(THE TASK)
Word for word, set down the records and skip each picture.

(DATA FOR THIS EXERCISE)
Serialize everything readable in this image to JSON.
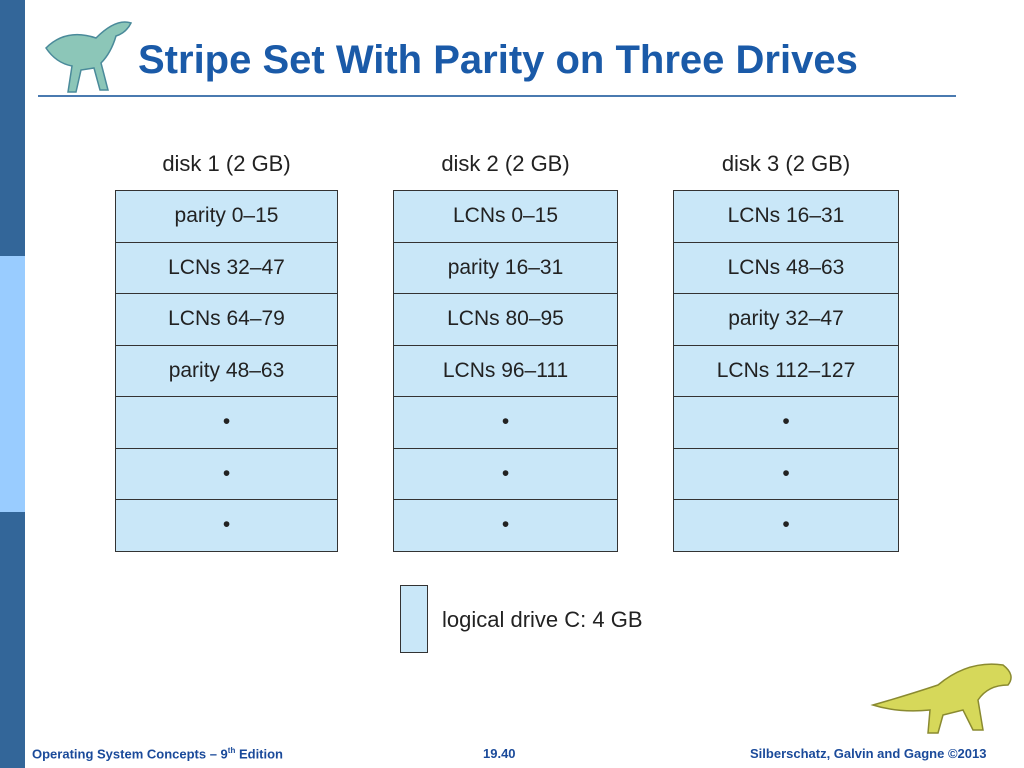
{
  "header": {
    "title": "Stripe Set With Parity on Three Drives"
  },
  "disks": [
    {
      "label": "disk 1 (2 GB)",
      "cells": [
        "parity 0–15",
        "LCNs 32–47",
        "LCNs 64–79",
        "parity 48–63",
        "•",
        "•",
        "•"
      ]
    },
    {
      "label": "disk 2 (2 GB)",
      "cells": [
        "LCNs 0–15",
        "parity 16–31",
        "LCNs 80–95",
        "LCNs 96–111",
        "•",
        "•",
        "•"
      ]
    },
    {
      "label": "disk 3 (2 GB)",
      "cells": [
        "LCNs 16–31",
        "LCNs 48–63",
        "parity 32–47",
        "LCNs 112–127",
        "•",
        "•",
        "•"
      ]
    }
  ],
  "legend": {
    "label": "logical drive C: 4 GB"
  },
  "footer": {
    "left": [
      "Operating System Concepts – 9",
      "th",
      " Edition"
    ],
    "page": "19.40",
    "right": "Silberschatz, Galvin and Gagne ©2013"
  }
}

(OUTPUT)
Serialize everything readable in this image to JSON.
{
  "header": {
    "title": "Stripe Set With Parity on Three Drives"
  },
  "disks": [
    {
      "label": "disk 1 (2 GB)",
      "cells": [
        "parity 0–15",
        "LCNs 32–47",
        "LCNs 64–79",
        "parity 48–63",
        "•",
        "•",
        "•"
      ]
    },
    {
      "label": "disk 2 (2 GB)",
      "cells": [
        "LCNs 0–15",
        "parity 16–31",
        "LCNs 80–95",
        "LCNs 96–111",
        "•",
        "•",
        "•"
      ]
    },
    {
      "label": "disk 3 (2 GB)",
      "cells": [
        "LCNs 16–31",
        "LCNs 48–63",
        "parity 32–47",
        "LCNs 112–127",
        "•",
        "•",
        "•"
      ]
    }
  ],
  "legend": {
    "label": "logical drive C: 4 GB"
  },
  "footer": {
    "left": [
      "Operating System Concepts – 9",
      "th",
      " Edition"
    ],
    "page": "19.40",
    "right": "Silberschatz, Galvin and Gagne ©2013"
  }
}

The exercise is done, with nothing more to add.